“Sim, sou jornalista e negro. Mas também sou muito mais que isso”, diz perseguido por Zambelli

Luan Araújo, jornalista negro foi perseguido e ameaçado por Carla Zambelli em 2022 – Foto: Reprodução

Há quase três anos, me definem como alguém que estava no lugar certo na hora certa – para mim, eu estava no lugar errado, na hora errada, mas enfim. Como eu aprendi dolorosamente em toda a minha vida, não posso controlar os desejos, atitudes e pensamentos dos outros. E eu cuido dos meus com ajuda de terapia e medicação.

Meu caro Moisés Mendes, com muito mais talento que eu, escreveu um texto aqui no DCM falando sobre mim. E fiquei muito emocionado. Mas eu estou aqui agora para falar do Luan que viveu e tenta viver depois daquele fatídico dia.

Sim, eu sou um jornalista. Hoje atuo longe das redações, mas sempre estou aqui e lá, escrevendo, apurando e ajudando amigos que apuram. Meu desejo sempre foi o de contar histórias. Era um obcecado por pesquisa, apuração e escrita já quando eu tinha uns 12, 13 anos. Adorava me debruçar nisso. E talvez isso tenha sido uma válvula de escape, pois com 11 anos, perdi meu pai para um câncer no cérebro. Ele era meu herói e foi um dos responsáveis por uma infância muito feliz minha.

Como filho único, tenho até hoje só a minha mãe no mundo. E ela só tem a mim. Se não fosse por ela, eu não teria conseguido realizar meu sonho de me formar como jornalista. Dela e, também das políticas públicas criadas a partir do governo Lula (2003-2010). Eu entrei em uma das universidades mais respeitadas de São Paulo como prounista. Algo inimaginável se eu tivesse nascido 10 anos antes.

Completarei 35 anos daqui alguns meses e não posso dizer que minha carreira é um mar de sucesso. Eu gostaria de estar hoje em um patamar muito maior. Tanto financeiro, quanto de atuação mesmo. Mas também tenho meu valor reconhecido. E tenho orgulho de falar que, em todos os lugares que eu passei, consegui cultivar relações ótimas.

Dados extraídos.
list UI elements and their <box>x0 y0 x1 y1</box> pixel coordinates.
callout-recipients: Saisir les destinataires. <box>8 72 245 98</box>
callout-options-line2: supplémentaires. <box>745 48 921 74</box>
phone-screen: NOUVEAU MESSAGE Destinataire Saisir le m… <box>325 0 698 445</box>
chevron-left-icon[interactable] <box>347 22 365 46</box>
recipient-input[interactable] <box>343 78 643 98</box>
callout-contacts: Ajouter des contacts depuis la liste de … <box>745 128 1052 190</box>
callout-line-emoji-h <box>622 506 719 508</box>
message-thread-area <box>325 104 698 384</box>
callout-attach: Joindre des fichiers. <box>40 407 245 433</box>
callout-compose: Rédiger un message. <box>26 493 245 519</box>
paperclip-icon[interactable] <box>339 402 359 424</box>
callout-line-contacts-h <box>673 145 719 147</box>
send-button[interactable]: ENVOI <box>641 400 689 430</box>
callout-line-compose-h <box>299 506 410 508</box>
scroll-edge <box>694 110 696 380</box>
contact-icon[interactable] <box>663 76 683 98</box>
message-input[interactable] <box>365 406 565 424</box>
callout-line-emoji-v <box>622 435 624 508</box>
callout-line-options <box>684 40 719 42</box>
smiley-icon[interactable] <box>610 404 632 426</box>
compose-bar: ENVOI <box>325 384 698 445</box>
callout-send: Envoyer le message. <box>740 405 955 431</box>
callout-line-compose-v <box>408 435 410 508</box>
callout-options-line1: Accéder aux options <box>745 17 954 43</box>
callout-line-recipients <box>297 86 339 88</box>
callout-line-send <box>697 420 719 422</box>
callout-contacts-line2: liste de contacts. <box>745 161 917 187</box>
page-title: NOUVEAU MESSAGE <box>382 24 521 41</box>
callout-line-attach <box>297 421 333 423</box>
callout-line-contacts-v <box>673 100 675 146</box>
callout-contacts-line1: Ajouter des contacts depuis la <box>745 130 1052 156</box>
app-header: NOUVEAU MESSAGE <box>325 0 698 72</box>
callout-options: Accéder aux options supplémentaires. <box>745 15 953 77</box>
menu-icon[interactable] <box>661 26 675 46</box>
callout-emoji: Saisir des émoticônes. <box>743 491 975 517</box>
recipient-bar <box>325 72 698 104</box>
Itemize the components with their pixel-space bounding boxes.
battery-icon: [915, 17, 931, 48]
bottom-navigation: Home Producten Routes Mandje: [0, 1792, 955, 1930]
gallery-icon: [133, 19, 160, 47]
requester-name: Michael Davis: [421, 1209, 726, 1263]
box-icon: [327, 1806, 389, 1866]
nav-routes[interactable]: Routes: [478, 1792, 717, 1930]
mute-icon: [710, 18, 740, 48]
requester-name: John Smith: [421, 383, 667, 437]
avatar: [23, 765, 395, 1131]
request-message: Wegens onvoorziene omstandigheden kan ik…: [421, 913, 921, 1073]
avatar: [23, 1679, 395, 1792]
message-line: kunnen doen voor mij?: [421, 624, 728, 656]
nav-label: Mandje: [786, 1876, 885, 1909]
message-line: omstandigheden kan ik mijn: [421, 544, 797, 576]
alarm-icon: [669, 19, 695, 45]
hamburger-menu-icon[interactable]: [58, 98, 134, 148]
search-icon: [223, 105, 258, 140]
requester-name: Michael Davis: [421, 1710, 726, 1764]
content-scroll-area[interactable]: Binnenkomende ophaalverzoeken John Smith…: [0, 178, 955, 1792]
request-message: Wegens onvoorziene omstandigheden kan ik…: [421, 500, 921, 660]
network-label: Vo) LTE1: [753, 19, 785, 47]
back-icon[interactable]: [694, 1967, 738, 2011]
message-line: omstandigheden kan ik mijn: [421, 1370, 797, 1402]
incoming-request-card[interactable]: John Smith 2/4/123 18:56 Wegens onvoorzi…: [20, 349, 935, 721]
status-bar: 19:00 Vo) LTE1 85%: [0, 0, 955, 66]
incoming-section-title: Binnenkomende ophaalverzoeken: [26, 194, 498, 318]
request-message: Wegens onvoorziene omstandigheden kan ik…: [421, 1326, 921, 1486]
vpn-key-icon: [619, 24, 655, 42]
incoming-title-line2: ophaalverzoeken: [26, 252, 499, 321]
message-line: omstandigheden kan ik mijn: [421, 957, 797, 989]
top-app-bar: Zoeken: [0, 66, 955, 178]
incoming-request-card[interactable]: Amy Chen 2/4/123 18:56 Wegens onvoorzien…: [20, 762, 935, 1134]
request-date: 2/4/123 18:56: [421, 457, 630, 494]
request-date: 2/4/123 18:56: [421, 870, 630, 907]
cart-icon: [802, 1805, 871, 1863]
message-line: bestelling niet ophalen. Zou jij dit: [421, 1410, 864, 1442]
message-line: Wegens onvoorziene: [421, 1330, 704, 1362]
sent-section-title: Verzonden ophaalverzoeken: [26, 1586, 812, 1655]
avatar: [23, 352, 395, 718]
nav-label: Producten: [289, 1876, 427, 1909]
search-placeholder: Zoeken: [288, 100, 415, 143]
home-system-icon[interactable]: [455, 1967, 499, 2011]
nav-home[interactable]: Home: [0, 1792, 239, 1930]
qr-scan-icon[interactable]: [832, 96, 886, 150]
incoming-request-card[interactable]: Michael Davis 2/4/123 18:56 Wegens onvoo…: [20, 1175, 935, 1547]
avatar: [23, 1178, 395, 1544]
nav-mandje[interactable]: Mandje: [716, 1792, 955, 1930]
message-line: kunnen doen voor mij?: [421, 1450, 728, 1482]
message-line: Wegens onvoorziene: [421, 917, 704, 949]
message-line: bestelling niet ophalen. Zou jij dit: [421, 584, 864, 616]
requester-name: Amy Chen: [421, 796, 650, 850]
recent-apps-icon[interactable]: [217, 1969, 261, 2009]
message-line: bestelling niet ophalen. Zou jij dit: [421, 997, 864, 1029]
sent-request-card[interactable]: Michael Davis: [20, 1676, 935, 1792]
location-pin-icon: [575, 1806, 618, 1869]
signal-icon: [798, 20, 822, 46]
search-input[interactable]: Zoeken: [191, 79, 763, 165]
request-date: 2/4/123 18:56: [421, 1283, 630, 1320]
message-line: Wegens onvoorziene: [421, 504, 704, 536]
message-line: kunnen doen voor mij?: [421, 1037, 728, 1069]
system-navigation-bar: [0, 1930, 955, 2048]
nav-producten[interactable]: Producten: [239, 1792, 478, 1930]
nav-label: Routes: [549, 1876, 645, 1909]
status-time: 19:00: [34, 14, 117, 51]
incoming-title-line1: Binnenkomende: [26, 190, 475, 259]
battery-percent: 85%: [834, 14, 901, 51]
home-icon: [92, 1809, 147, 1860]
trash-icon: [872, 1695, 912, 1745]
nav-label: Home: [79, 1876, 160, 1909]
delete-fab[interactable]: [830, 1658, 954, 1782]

Instruções da tarefa.
Prossiga com o depoimento de Luan Araújo sobre a própria trajetória, começando logo após a última frase apresentada.

Problema resolvido.
E isso me leva aos amigos. Eu fico muito feliz de cultivar com orgulho amizades fortes e duradouras. Busco ser um amigo leal e que ama muito quem está perto de mim. Se não fosse por eles, aliás, eu não sei como eu suportaria o que suporto diariamente desde aquele dia.

Infelizmente, eles não conseguem me ajudar a enfrentar todos os meus fantasmas, e esses são muitos. Eu costumo falar que levo um enquadro policial por ano desde que me dou por gente. Já levei um inclusive no ponto de ônibus voltando da escola com um uniforme da mesma. Já tomei dentro de um Uber voltando de um plantão na madrugada. Sem contar muitos outros.

Sou um corinthiano fanático. Frequento estádios há mais de 30 anos, como uma herança do meu pai. E, admito, estou mais ansioso para a segunda partida da final do Paulistão, contra o Palmeiras na próxima quinta-feira (27), do que com qualquer coisa que ocorra em Brasília nesta semana que vem aí.

Amo samba também. Desfilo anualmente no Camisa Verde e Branco, escola de samba da minha mãe, nove vezes campeã do Carnaval de São Paulo e que me orgulhou muito com o quinto lugar no desfile deste ano.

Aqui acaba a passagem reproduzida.